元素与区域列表
======
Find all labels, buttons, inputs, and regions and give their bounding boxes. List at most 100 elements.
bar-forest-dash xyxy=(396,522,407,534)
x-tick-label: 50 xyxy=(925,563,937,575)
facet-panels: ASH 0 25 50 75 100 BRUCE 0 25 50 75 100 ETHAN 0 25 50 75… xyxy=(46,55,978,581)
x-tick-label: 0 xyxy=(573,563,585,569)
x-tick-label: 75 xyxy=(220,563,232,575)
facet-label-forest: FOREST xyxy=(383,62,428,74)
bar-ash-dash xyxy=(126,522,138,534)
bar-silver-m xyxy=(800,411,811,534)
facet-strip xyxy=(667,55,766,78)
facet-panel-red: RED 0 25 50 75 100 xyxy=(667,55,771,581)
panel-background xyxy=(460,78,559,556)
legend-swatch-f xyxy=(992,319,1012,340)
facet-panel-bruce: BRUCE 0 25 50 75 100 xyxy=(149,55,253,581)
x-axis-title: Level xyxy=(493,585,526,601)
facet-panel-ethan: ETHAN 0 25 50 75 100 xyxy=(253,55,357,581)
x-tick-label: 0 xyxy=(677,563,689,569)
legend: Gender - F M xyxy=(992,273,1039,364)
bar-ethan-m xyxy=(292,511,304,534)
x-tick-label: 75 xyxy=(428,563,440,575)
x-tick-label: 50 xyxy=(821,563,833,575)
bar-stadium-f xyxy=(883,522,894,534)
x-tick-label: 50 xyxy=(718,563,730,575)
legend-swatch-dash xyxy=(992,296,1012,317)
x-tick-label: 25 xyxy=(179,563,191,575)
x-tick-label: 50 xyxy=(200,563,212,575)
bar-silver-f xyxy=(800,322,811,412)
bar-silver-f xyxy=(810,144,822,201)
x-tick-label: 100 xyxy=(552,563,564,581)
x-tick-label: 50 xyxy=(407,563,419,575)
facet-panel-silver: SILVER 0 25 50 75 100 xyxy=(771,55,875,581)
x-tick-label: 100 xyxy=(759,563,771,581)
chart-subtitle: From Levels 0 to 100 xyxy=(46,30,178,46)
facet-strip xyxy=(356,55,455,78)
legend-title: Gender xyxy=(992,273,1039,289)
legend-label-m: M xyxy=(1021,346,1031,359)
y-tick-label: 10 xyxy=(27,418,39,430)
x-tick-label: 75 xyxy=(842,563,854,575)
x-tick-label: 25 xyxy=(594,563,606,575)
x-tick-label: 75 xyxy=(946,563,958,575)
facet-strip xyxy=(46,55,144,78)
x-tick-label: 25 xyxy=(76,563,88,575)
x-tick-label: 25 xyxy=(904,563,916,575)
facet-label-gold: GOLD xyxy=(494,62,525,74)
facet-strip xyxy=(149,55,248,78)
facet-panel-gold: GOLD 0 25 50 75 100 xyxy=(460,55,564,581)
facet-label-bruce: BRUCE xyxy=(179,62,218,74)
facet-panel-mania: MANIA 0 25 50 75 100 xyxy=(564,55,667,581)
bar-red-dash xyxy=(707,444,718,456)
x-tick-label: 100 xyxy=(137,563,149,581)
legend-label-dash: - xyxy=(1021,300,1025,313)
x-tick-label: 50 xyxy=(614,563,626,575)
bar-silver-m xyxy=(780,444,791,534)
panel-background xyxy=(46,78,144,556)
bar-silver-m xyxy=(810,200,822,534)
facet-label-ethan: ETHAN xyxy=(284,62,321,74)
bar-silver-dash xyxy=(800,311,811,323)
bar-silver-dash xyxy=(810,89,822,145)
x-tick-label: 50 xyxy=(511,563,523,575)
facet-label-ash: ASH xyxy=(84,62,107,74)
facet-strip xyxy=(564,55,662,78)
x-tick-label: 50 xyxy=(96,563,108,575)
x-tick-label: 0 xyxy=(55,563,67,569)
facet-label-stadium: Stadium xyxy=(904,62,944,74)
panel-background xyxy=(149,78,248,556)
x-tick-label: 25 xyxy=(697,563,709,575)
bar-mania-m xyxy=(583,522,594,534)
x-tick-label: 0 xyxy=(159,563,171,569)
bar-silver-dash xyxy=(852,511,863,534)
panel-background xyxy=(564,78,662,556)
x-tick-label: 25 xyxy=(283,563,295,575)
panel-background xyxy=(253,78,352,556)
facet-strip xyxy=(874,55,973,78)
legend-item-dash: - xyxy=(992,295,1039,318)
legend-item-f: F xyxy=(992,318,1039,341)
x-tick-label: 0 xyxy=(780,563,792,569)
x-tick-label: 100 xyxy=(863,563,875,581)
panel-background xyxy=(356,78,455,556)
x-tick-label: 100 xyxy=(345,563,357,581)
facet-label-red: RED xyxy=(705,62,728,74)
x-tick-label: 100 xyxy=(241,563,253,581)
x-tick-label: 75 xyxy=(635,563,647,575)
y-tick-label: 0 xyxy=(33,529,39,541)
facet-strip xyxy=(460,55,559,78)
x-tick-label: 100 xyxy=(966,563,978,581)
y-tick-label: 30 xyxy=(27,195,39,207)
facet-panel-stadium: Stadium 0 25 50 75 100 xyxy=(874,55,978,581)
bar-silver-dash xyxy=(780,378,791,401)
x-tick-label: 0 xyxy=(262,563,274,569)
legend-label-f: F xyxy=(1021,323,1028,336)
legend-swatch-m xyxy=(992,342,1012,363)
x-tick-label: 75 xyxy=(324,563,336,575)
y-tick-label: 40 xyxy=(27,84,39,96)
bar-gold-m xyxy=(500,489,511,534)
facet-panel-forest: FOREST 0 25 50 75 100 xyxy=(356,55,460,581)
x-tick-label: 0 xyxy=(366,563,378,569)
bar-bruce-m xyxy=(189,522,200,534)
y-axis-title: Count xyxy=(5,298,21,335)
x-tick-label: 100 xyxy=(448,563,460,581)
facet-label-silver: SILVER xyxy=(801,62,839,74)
======
更新以上所有条目：把其中每一处“x-tick-label”替换为“x-axis-tick”，其余内容一律不变，然后给出更新后的全部行。

Find all labels, buttons, inputs, and regions and give their bounding boxes. List at most 100 elements.
bar-forest-dash xyxy=(396,522,407,534)
x-axis-tick: 50 xyxy=(925,563,937,575)
facet-panels: ASH 0 25 50 75 100 BRUCE 0 25 50 75 100 ETHAN 0 25 50 75… xyxy=(46,55,978,581)
x-axis-tick: 0 xyxy=(573,563,585,569)
x-axis-tick: 75 xyxy=(220,563,232,575)
facet-label-forest: FOREST xyxy=(383,62,428,74)
bar-ash-dash xyxy=(126,522,138,534)
bar-silver-m xyxy=(800,411,811,534)
facet-strip xyxy=(667,55,766,78)
facet-panel-red: RED 0 25 50 75 100 xyxy=(667,55,771,581)
panel-background xyxy=(460,78,559,556)
legend-swatch-f xyxy=(992,319,1012,340)
facet-panel-bruce: BRUCE 0 25 50 75 100 xyxy=(149,55,253,581)
x-axis-title: Level xyxy=(493,585,526,601)
facet-panel-ethan: ETHAN 0 25 50 75 100 xyxy=(253,55,357,581)
x-axis-tick: 0 xyxy=(677,563,689,569)
legend: Gender - F M xyxy=(992,273,1039,364)
bar-ethan-m xyxy=(292,511,304,534)
x-axis-tick: 75 xyxy=(428,563,440,575)
x-axis-tick: 50 xyxy=(821,563,833,575)
bar-stadium-f xyxy=(883,522,894,534)
x-axis-tick: 50 xyxy=(718,563,730,575)
legend-swatch-dash xyxy=(992,296,1012,317)
x-axis-tick: 25 xyxy=(179,563,191,575)
x-axis-tick: 50 xyxy=(200,563,212,575)
bar-silver-f xyxy=(800,322,811,412)
bar-silver-f xyxy=(810,144,822,201)
x-axis-tick: 100 xyxy=(552,563,564,581)
x-axis-tick: 50 xyxy=(407,563,419,575)
facet-panel-silver: SILVER 0 25 50 75 100 xyxy=(771,55,875,581)
x-axis-tick: 100 xyxy=(759,563,771,581)
chart-subtitle: From Levels 0 to 100 xyxy=(46,30,178,46)
facet-strip xyxy=(356,55,455,78)
legend-title: Gender xyxy=(992,273,1039,289)
legend-label-m: M xyxy=(1021,346,1031,359)
y-tick-label: 10 xyxy=(27,418,39,430)
x-axis-tick: 75 xyxy=(842,563,854,575)
x-axis-tick: 25 xyxy=(594,563,606,575)
x-axis-tick: 75 xyxy=(946,563,958,575)
facet-strip xyxy=(46,55,144,78)
x-axis-tick: 25 xyxy=(76,563,88,575)
x-axis-tick: 25 xyxy=(904,563,916,575)
facet-label-gold: GOLD xyxy=(494,62,525,74)
facet-strip xyxy=(149,55,248,78)
facet-panel-gold: GOLD 0 25 50 75 100 xyxy=(460,55,564,581)
facet-label-bruce: BRUCE xyxy=(179,62,218,74)
facet-panel-mania: MANIA 0 25 50 75 100 xyxy=(564,55,667,581)
bar-red-dash xyxy=(707,444,718,456)
x-axis-tick: 100 xyxy=(137,563,149,581)
legend-label-dash: - xyxy=(1021,300,1025,313)
x-axis-tick: 50 xyxy=(614,563,626,575)
bar-silver-m xyxy=(780,444,791,534)
panel-background xyxy=(46,78,144,556)
bar-silver-m xyxy=(810,200,822,534)
facet-label-ethan: ETHAN xyxy=(284,62,321,74)
bar-silver-dash xyxy=(800,311,811,323)
bar-silver-dash xyxy=(810,89,822,145)
x-axis-tick: 50 xyxy=(511,563,523,575)
facet-label-ash: ASH xyxy=(84,62,107,74)
facet-strip xyxy=(564,55,662,78)
x-axis-tick: 50 xyxy=(96,563,108,575)
x-axis-tick: 0 xyxy=(55,563,67,569)
facet-label-stadium: Stadium xyxy=(904,62,944,74)
panel-background xyxy=(149,78,248,556)
x-axis-tick: 25 xyxy=(697,563,709,575)
bar-mania-m xyxy=(583,522,594,534)
x-axis-tick: 0 xyxy=(159,563,171,569)
bar-silver-dash xyxy=(852,511,863,534)
panel-background xyxy=(564,78,662,556)
x-axis-tick: 25 xyxy=(283,563,295,575)
panel-background xyxy=(253,78,352,556)
facet-strip xyxy=(874,55,973,78)
legend-item-dash: - xyxy=(992,295,1039,318)
legend-item-f: F xyxy=(992,318,1039,341)
x-axis-tick: 0 xyxy=(780,563,792,569)
x-axis-tick: 100 xyxy=(863,563,875,581)
panel-background xyxy=(356,78,455,556)
x-axis-tick: 100 xyxy=(345,563,357,581)
facet-label-red: RED xyxy=(705,62,728,74)
x-axis-tick: 100 xyxy=(241,563,253,581)
x-axis-tick: 75 xyxy=(635,563,647,575)
y-tick-label: 0 xyxy=(33,529,39,541)
facet-strip xyxy=(460,55,559,78)
x-axis-tick: 100 xyxy=(966,563,978,581)
y-tick-label: 30 xyxy=(27,195,39,207)
facet-panel-stadium: Stadium 0 25 50 75 100 xyxy=(874,55,978,581)
bar-silver-dash xyxy=(780,378,791,401)
x-axis-tick: 0 xyxy=(262,563,274,569)
legend-label-f: F xyxy=(1021,323,1028,336)
legend-swatch-m xyxy=(992,342,1012,363)
x-axis-tick: 75 xyxy=(324,563,336,575)
y-tick-label: 40 xyxy=(27,84,39,96)
bar-gold-m xyxy=(500,489,511,534)
facet-panel-forest: FOREST 0 25 50 75 100 xyxy=(356,55,460,581)
x-axis-tick: 0 xyxy=(366,563,378,569)
bar-bruce-m xyxy=(189,522,200,534)
y-axis-title: Count xyxy=(5,298,21,335)
x-axis-tick: 100 xyxy=(448,563,460,581)
facet-label-silver: SILVER xyxy=(801,62,839,74)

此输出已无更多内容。